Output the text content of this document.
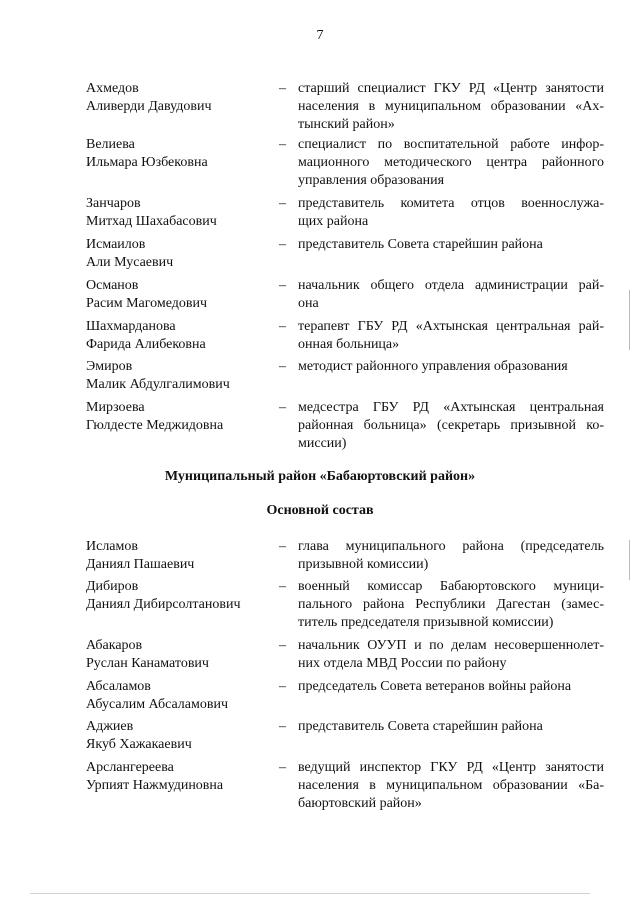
7
Ахмедов
Аливерди Давудович
– старший специалист ГКУ РД «Центр занятости
населения в муниципальном образовании «Ах-
тынский район»
Велиева
Ильмара Юзбековна
– специалист по воспитательной работе инфор-
мационного методического центра районного
управления образования
Занчаров
Митхад Шахабасович
– представитель комитета отцов военнослужа-
щих района
Исмаилов
Али Мусаевич
– представитель Совета старейшин района
Османов
Расим Магомедович
– начальник общего отдела администрации рай-
она
Шахмарданова
Фарида Алибековна
– терапевт ГБУ РД «Ахтынская центральная рай-
онная больница»
Эмиров
Малик Абдулгалимович
– методист районного управления образования
Мирзоева
Гюлдесте Меджидовна
– медсестра ГБУ РД «Ахтынская центральная
районная больница» (секретарь призывной ко-
миссии)
Муниципальный район «Бабаюртовский район»
Основной состав
Исламов
Даниял Пашаевич
– глава муниципального района (председатель
призывной комиссии)
Дибиров
Даниял Дибирсолтанович
– военный комиссар Бабаюртовского муници-
пального района Республики Дагестан (замес-
титель председателя призывной комиссии)
Абакаров
Руслан Канаматович
– начальник ОУУП и по делам несовершеннолет-
них отдела МВД России по району
Абсаламов
Абусалим Абсаламович
– председатель Совета ветеранов войны района
Аджиев
Якуб Хажакаевич
– представитель Совета старейшин района
Арслангереева
Урпият Нажмудиновна
– ведущий инспектор ГКУ РД «Центр занятости
населения в муниципальном образовании «Ба-
баюртовский район»
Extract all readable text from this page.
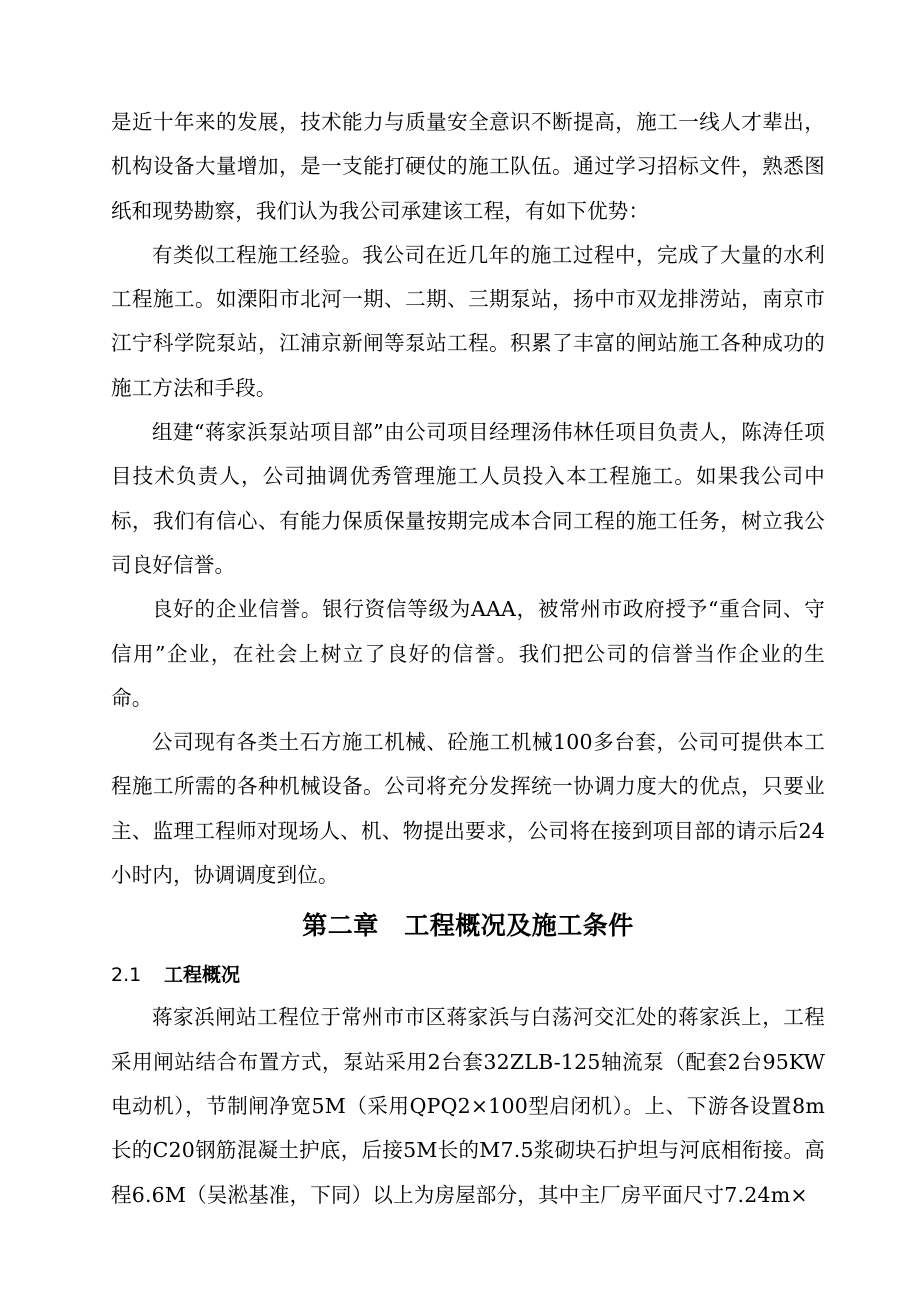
是近十年来的发展，技术能力与质量安全意识不断提高，施工一线人才辈出，机构设备大量增加，是一支能打硬仗的施工队伍。通过学习招标文件，熟悉图纸和现势勘察，我们认为我公司承建该工程，有如下优势：

有类似工程施工经验。我公司在近几年的施工过程中，完成了大量的水利工程施工。如溧阳市北河一期、二期、三期泵站，扬中市双龙排涝站，南京市江宁科学院泵站，江浦京新闸等泵站工程。积累了丰富的闸站施工各种成功的施工方法和手段。

组建“蒋家浜泵站项目部”由公司项目经理汤伟林任项目负责人，陈涛任项目技术负责人，公司抽调优秀管理施工人员投入本工程施工。如果我公司中标，我们有信心、有能力保质保量按期完成本合同工程的施工任务，树立我公司良好信誉。

良好的企业信誉。银行资信等级为AAA，被常州市政府授予“重合同、守信用”企业，在社会上树立了良好的信誉。我们把公司的信誉当作企业的生命。

公司现有各类土石方施工机械、砼施工机械100多台套，公司可提供本工程施工所需的各种机械设备。公司将充分发挥统一协调力度大的优点，只要业主、监理工程师对现场人、机、物提出要求，公司将在接到项目部的请示后24小时内，协调调度到位。

第二章　工程概况及施工条件
2.1 工程概况

蒋家浜闸站工程位于常州市市区蒋家浜与白荡河交汇处的蒋家浜上，工程采用闸站结合布置方式，泵站采用2台套32ZLB-125轴流泵（配套2台95KW电动机），节制闸净宽5M（采用QPQ2×100型启闭机）。上、下游各设置8m长的C20钢筋混凝土护底，后接5M长的M7.5浆砌块石护坦与河底相衔接。高程6.6M（吴淞基准，下同）以上为房屋部分，其中主厂房平面尺寸7.24m×
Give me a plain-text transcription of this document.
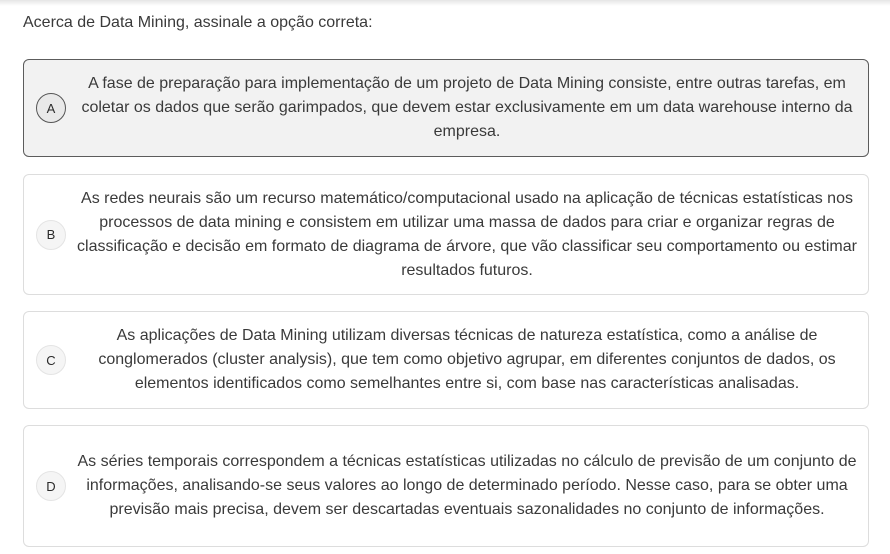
Acerca de Data Mining, assinale a opção correta:
A
A fase de preparação para implementação de um projeto de Data Mining consiste, entre outras tarefas, em coletar os dados que serão garimpados, que devem estar exclusivamente em um data warehouse interno da empresa.
B
As redes neurais são um recurso matemático/computacional usado na aplicação de técnicas estatísticas nos processos de data mining e consistem em utilizar uma massa de dados para criar e organizar regras de classificação e decisão em formato de diagrama de árvore, que vão classificar seu comportamento ou estimar resultados futuros.
C
As aplicações de Data Mining utilizam diversas técnicas de natureza estatística, como a análise de conglomerados (cluster analysis), que tem como objetivo agrupar, em diferentes conjuntos de dados, os elementos identificados como semelhantes entre si, com base nas características analisadas.
D
As séries temporais correspondem a técnicas estatísticas utilizadas no cálculo de previsão de um conjunto de informações, analisando-se seus valores ao longo de determinado período. Nesse caso, para se obter uma previsão mais precisa, devem ser descartadas eventuais sazonalidades no conjunto de informações.
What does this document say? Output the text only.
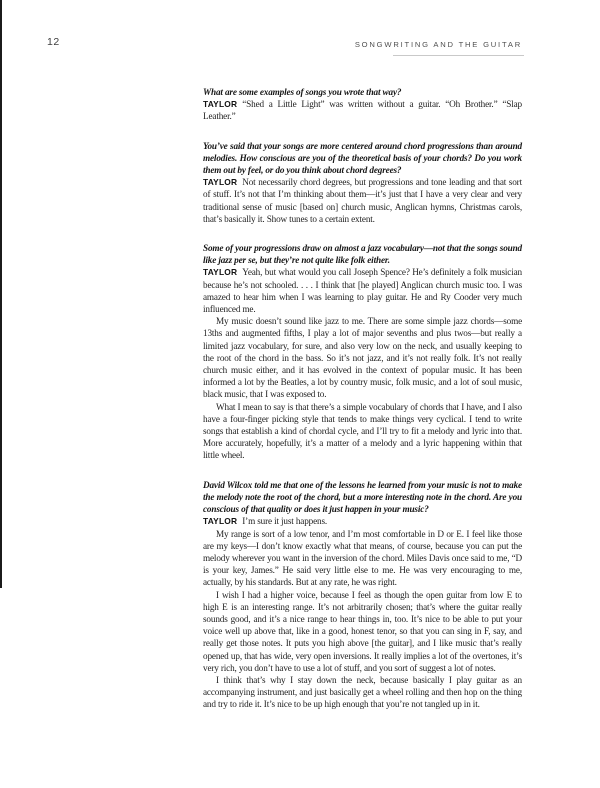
12	SONGWRITING AND THE GUITAR

What are some examples of songs you wrote that way?

TAYLOR “Shed a Little Light” was written without a guitar. “Oh Brother.” “Slap Leather.”

You’ve said that your songs are more centered around chord progressions than around melodies. How conscious are you of the theoretical basis of your chords? Do you work them out by feel, or do you think about chord degrees?

TAYLOR Not necessarily chord degrees, but progressions and tone leading and that sort of stuff. It’s not that I’m thinking about them—it’s just that I have a very clear and very traditional sense of music [based on] church music, Anglican hymns, Christmas carols, that’s basically it. Show tunes to a certain extent.

Some of your progressions draw on almost a jazz vocabulary—not that the songs sound like jazz per se, but they’re not quite like folk either.

TAYLOR Yeah, but what would you call Joseph Spence? He’s definitely a folk musician because he’s not schooled. . . . I think that [he played] Anglican church music too. I was amazed to hear him when I was learning to play guitar. He and Ry Cooder very much influenced me.

My music doesn’t sound like jazz to me. There are some simple jazz chords—some 13ths and augmented fifths, I play a lot of major sevenths and plus twos—but really a limited jazz vocabulary, for sure, and also very low on the neck, and usually keeping to the root of the chord in the bass. So it’s not jazz, and it’s not really folk. It’s not really church music either, and it has evolved in the context of popular music. It has been informed a lot by the Beatles, a lot by country music, folk music, and a lot of soul music, black music, that I was exposed to.

What I mean to say is that there’s a simple vocabulary of chords that I have, and I also have a four-finger picking style that tends to make things very cyclical. I tend to write songs that establish a kind of chordal cycle, and I’ll try to fit a melody and lyric into that. More accurately, hopefully, it’s a matter of a melody and a lyric happening within that little wheel.

David Wilcox told me that one of the lessons he learned from your music is not to make the melody note the root of the chord, but a more interesting note in the chord. Are you conscious of that quality or does it just happen in your music?

TAYLOR I’m sure it just happens.

My range is sort of a low tenor, and I’m most comfortable in D or E. I feel like those are my keys—I don’t know exactly what that means, of course, because you can put the melody wherever you want in the inversion of the chord. Miles Davis once said to me, “D is your key, James.” He said very little else to me. He was very encouraging to me, actually, by his standards. But at any rate, he was right.

I wish I had a higher voice, because I feel as though the open guitar from low E to high E is an interesting range. It’s not arbitrarily chosen; that’s where the guitar really sounds good, and it’s a nice range to hear things in, too. It’s nice to be able to put your voice well up above that, like in a good, honest tenor, so that you can sing in F, say, and really get those notes. It puts you high above [the guitar], and I like music that’s really opened up, that has wide, very open inversions. It really implies a lot of the overtones, it’s very rich, you don’t have to use a lot of stuff, and you sort of suggest a lot of notes.

I think that’s why I stay down the neck, because basically I play guitar as an accompanying instrument, and just basically get a wheel rolling and then hop on the thing and try to ride it. It’s nice to be up high enough that you’re not tangled up in it.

=======

# [WHAT YOU SHOULD DO]
Copy the records above exactly, omitting every picture.

# [REPLY]
Output the text content of this document.
7
Ахмедов
Аливерди Давудович
– старший специалист ГКУ РД «Центр занятости
населения в муниципальном образовании «Ах-
тынский район»
Велиева
Ильмара Юзбековна
– специалист по воспитательной работе инфор-
мационного методического центра районного
управления образования
Занчаров
Митхад Шахабасович
– представитель комитета отцов военнослужа-
щих района
Исмаилов
Али Мусаевич
– представитель Совета старейшин района
Османов
Расим Магомедович
– начальник общего отдела администрации рай-
она
Шахмарданова
Фарида Алибековна
– терапевт ГБУ РД «Ахтынская центральная рай-
онная больница»
Эмиров
Малик Абдулгалимович
– методист районного управления образования
Мирзоева
Гюлдесте Меджидовна
– медсестра ГБУ РД «Ахтынская центральная
районная больница» (секретарь призывной ко-
миссии)
Муниципальный район «Бабаюртовский район»
Основной состав
Исламов
Даниял Пашаевич
– глава муниципального района (председатель
призывной комиссии)
Дибиров
Даниял Дибирсолтанович
– военный комиссар Бабаюртовского муници-
пального района Республики Дагестан (замес-
титель председателя призывной комиссии)
Абакаров
Руслан Канаматович
– начальник ОУУП и по делам несовершеннолет-
них отдела МВД России по району
Абсаламов
Абусалим Абсаламович
– председатель Совета ветеранов войны района
Аджиев
Якуб Хажакаевич
– представитель Совета старейшин района
Арслангереева
Урпият Нажмудиновна
– ведущий инспектор ГКУ РД «Центр занятости
населения в муниципальном образовании «Ба-
баюртовский район»
Extract all readable text from this page.
是近十年来的发展，技术能力与质量安全意识不断提高，施工一线人才辈出，机构设备大量增加，是一支能打硬仗的施工队伍。通过学习招标文件，熟悉图纸和现势勘察，我们认为我公司承建该工程，有如下优势：

有类似工程施工经验。我公司在近几年的施工过程中，完成了大量的水利工程施工。如溧阳市北河一期、二期、三期泵站，扬中市双龙排涝站，南京市江宁科学院泵站，江浦京新闸等泵站工程。积累了丰富的闸站施工各种成功的施工方法和手段。

组建“蒋家浜泵站项目部”由公司项目经理汤伟林任项目负责人，陈涛任项目技术负责人，公司抽调优秀管理施工人员投入本工程施工。如果我公司中标，我们有信心、有能力保质保量按期完成本合同工程的施工任务，树立我公司良好信誉。

良好的企业信誉。银行资信等级为AAA，被常州市政府授予“重合同、守信用”企业，在社会上树立了良好的信誉。我们把公司的信誉当作企业的生命。

公司现有各类土石方施工机械、砼施工机械100多台套，公司可提供本工程施工所需的各种机械设备。公司将充分发挥统一协调力度大的优点，只要业主、监理工程师对现场人、机、物提出要求，公司将在接到项目部的请示后24小时内，协调调度到位。

第二章　工程概况及施工条件
2.1 工程概况

蒋家浜闸站工程位于常州市市区蒋家浜与白荡河交汇处的蒋家浜上，工程采用闸站结合布置方式，泵站采用2台套32ZLB-125轴流泵（配套2台95KW电动机），节制闸净宽5M（采用QPQ2×100型启闭机）。上、下游各设置8m长的C20钢筋混凝土护底，后接5M长的M7.5浆砌块石护坦与河底相衔接。高程6.6M（吴淞基准，下同）以上为房屋部分，其中主厂房平面尺寸7.24m×
Give me a plain-text transcription of this document.
Acerca de Data Mining, assinale a opção correta:
A
A fase de preparação para implementação de um projeto de Data Mining consiste, entre outras tarefas, em coletar os dados que serão garimpados, que devem estar exclusivamente em um data warehouse interno da empresa.
B
As redes neurais são um recurso matemático/computacional usado na aplicação de técnicas estatísticas nos processos de data mining e consistem em utilizar uma massa de dados para criar e organizar regras de classificação e decisão em formato de diagrama de árvore, que vão classificar seu comportamento ou estimar resultados futuros.
C
As aplicações de Data Mining utilizam diversas técnicas de natureza estatística, como a análise de conglomerados (cluster analysis), que tem como objetivo agrupar, em diferentes conjuntos de dados, os elementos identificados como semelhantes entre si, com base nas características analisadas.
D
As séries temporais correspondem a técnicas estatísticas utilizadas no cálculo de previsão de um conjunto de informações, analisando-se seus valores ao longo de determinado período. Nesse caso, para se obter uma previsão mais precisa, devem ser descartadas eventuais sazonalidades no conjunto de informações.
What does this document say? Output the text only.
12	SONGWRITING AND THE GUITAR

What are some examples of songs you wrote that way?

TAYLOR “Shed a Little Light” was written without a guitar. “Oh Brother.” “Slap Leather.”

You’ve said that your songs are more centered around chord progressions than around melodies. How conscious are you of the theoretical basis of your chords? Do you work them out by feel, or do you think about chord degrees?

TAYLOR Not necessarily chord degrees, but progressions and tone leading and that sort of stuff. It’s not that I’m thinking about them—it’s just that I have a very clear and very traditional sense of music [based on] church music, Anglican hymns, Christmas carols, that’s basically it. Show tunes to a certain extent.

Some of your progressions draw on almost a jazz vocabulary—not that the songs sound like jazz per se, but they’re not quite like folk either.

TAYLOR Yeah, but what would you call Joseph Spence? He’s definitely a folk musician because he’s not schooled. . . . I think that [he played] Anglican church music too. I was amazed to hear him when I was learning to play guitar. He and Ry Cooder very much influenced me.

My music doesn’t sound like jazz to me. There are some simple jazz chords—some 13ths and augmented fifths, I play a lot of major sevenths and plus twos—but really a limited jazz vocabulary, for sure, and also very low on the neck, and usually keeping to the root of the chord in the bass. So it’s not jazz, and it’s not really folk. It’s not really church music either, and it has evolved in the context of popular music. It has been informed a lot by the Beatles, a lot by country music, folk music, and a lot of soul music, black music, that I was exposed to.

What I mean to say is that there’s a simple vocabulary of chords that I have, and I also have a four-finger picking style that tends to make things very cyclical. I tend to write songs that establish a kind of chordal cycle, and I’ll try to fit a melody and lyric into that. More accurately, hopefully, it’s a matter of a melody and a lyric happening within that little wheel.

David Wilcox told me that one of the lessons he learned from your music is not to make the melody note the root of the chord, but a more interesting note in the chord. Are you conscious of that quality or does it just happen in your music?

TAYLOR I’m sure it just happens.

My range is sort of a low tenor, and I’m most comfortable in D or E. I feel like those are my keys—I don’t know exactly what that means, of course, because you can put the melody wherever you want in the inversion of the chord. Miles Davis once said to me, “D is your key, James.” He said very little else to me. He was very encouraging to me, actually, by his standards. But at any rate, he was right.

I wish I had a higher voice, because I feel as though the open guitar from low E to high E is an interesting range. It’s not arbitrarily chosen; that’s where the guitar really sounds good, and it’s a nice range to hear things in, too. It’s nice to be able to put your voice well up above that, like in a good, honest tenor, so that you can sing in F, say, and really get those notes. It puts you high above [the guitar], and I like music that’s really opened up, that has wide, very open inversions. It really implies a lot of the overtones, it’s very rich, you don’t have to use a lot of stuff, and you sort of suggest a lot of notes.

I think that’s why I stay down the neck, because basically I play guitar as an accompanying instrument, and just basically get a wheel rolling and then hop on the thing and try to ride it. It’s nice to be up high enough that you’re not tangled up in it.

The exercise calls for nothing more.